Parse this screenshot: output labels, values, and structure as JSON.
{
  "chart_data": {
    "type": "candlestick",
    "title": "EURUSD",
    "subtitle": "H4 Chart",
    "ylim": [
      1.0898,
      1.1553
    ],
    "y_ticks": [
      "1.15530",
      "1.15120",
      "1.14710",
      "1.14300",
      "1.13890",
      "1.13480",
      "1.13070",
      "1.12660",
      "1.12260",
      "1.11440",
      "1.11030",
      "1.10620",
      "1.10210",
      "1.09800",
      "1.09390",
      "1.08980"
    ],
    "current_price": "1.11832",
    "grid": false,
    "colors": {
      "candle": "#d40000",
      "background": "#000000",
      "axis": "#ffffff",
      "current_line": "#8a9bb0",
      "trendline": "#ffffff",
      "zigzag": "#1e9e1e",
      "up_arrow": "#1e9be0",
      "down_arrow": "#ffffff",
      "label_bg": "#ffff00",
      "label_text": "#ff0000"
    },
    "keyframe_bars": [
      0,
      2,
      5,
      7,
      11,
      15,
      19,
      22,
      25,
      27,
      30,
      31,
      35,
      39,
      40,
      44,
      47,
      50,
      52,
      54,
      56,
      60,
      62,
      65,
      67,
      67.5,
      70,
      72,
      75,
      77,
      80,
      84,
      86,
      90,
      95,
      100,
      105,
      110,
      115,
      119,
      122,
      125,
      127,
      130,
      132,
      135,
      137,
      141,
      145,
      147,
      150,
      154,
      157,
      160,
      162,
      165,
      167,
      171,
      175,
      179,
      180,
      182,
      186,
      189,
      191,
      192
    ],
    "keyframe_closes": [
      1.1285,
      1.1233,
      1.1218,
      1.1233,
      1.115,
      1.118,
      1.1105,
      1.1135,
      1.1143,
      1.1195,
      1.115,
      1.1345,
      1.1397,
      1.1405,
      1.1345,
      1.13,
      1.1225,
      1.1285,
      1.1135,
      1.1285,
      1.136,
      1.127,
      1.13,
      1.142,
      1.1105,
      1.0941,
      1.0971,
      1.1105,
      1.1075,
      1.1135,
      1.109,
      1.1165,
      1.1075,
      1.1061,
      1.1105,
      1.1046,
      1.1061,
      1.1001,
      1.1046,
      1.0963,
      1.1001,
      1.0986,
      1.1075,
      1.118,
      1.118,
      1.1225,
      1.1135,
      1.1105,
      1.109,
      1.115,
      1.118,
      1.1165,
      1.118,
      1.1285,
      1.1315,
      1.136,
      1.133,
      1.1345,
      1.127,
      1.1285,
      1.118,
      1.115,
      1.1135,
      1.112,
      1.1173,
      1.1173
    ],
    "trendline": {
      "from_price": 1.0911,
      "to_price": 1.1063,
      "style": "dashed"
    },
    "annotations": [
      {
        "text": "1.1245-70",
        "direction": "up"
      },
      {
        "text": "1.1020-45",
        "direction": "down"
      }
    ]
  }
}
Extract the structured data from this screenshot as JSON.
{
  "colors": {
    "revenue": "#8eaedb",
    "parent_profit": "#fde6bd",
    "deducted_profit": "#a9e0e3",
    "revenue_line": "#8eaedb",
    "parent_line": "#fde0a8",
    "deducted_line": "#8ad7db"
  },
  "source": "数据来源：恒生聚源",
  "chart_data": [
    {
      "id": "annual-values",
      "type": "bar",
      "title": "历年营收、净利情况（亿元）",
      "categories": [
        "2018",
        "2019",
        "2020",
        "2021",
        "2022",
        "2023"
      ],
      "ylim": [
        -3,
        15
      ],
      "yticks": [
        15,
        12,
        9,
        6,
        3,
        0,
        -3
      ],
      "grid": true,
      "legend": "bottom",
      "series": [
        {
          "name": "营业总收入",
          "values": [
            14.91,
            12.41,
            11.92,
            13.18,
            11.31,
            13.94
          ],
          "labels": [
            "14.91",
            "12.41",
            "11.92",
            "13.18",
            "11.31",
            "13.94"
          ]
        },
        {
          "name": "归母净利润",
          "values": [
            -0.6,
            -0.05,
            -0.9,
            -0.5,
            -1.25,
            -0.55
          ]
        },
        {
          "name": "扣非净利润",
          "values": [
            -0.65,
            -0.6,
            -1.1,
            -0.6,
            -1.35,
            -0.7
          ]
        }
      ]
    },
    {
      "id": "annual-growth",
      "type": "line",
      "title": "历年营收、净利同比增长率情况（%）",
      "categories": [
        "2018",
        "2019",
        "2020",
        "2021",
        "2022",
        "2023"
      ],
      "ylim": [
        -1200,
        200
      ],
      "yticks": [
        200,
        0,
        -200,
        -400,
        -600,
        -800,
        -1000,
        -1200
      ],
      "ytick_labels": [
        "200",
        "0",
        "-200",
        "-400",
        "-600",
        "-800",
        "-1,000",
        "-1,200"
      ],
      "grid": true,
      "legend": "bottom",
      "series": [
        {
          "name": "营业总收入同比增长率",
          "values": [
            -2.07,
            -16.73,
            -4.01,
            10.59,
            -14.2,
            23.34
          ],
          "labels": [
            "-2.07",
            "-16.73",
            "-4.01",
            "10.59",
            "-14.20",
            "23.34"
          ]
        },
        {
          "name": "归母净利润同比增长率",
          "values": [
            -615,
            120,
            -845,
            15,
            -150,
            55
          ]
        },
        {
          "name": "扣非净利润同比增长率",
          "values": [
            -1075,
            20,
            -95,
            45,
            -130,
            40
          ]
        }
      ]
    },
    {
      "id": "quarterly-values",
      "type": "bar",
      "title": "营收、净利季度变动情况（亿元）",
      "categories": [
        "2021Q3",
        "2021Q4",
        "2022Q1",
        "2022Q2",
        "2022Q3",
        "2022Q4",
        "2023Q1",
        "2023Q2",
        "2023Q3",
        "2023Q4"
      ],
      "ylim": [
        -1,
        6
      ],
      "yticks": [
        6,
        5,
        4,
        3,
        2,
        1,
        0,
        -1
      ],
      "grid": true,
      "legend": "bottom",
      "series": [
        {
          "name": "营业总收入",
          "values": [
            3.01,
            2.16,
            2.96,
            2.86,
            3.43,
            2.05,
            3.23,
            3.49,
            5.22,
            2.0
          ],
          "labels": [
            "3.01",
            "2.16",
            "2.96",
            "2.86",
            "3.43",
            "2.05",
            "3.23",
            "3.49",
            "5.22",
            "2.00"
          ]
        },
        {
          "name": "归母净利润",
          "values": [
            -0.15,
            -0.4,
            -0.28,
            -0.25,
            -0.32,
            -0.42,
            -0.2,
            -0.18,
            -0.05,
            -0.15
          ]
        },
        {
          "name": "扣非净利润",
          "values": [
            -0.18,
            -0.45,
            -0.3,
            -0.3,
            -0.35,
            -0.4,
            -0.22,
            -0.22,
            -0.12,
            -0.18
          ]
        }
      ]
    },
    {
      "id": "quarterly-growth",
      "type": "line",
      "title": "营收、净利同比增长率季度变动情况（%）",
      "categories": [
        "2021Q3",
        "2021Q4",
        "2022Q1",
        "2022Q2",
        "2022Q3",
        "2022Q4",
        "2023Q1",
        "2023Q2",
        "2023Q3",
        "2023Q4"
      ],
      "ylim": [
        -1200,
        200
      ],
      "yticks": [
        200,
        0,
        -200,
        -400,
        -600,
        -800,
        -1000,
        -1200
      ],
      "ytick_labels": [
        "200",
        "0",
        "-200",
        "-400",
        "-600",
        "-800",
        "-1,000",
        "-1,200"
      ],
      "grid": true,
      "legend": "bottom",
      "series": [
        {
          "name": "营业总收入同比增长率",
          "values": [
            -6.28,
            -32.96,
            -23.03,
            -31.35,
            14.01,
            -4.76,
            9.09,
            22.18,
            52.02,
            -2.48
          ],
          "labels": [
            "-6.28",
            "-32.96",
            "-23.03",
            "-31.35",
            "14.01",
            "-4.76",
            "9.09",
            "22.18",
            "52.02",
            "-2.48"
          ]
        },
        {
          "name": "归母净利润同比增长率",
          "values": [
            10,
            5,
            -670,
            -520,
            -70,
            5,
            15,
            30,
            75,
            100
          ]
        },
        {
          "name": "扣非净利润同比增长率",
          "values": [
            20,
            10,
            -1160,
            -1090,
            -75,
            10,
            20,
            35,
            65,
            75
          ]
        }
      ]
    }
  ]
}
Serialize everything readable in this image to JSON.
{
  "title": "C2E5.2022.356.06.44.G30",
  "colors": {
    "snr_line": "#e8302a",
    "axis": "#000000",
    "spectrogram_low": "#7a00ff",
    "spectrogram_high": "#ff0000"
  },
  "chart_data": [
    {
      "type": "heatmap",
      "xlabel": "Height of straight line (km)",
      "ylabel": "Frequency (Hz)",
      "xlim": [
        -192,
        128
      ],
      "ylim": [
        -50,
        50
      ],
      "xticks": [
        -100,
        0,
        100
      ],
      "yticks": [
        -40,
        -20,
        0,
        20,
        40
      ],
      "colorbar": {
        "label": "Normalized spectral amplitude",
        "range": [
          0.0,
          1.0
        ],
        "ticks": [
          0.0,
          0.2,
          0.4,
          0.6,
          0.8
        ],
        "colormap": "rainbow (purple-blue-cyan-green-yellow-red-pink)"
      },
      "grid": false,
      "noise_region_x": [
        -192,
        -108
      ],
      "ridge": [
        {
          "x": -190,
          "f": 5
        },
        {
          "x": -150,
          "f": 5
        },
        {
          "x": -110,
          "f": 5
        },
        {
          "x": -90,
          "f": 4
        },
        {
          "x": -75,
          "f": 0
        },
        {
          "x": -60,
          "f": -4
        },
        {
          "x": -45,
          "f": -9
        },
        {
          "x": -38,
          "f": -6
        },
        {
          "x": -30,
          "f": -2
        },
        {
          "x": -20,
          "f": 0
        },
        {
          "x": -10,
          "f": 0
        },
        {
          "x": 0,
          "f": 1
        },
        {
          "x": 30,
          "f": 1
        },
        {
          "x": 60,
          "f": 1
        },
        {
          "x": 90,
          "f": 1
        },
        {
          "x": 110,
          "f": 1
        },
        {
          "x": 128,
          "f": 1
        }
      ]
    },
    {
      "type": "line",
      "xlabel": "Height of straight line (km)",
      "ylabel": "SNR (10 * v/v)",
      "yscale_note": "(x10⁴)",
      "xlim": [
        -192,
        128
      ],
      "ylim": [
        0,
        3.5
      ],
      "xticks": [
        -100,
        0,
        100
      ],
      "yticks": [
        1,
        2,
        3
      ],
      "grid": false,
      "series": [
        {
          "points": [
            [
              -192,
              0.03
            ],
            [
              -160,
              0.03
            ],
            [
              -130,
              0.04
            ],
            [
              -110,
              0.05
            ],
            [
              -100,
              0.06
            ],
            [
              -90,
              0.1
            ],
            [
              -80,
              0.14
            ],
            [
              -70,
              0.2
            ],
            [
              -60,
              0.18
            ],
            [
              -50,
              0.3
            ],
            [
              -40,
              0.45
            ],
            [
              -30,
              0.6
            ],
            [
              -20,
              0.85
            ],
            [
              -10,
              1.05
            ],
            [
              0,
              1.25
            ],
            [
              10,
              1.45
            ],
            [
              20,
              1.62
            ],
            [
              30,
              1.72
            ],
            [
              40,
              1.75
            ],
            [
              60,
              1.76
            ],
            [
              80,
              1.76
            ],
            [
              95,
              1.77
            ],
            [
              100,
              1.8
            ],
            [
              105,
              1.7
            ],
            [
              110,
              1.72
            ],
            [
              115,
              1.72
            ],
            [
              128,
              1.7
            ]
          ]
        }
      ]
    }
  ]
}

Directions — Locate all lines in the listing above with the word "screenshot". Copy them.

Answer to this exercise —
Parse this screenshot: output labels, values, and structure as JSON.
Extract the structured data from this screenshot as JSON.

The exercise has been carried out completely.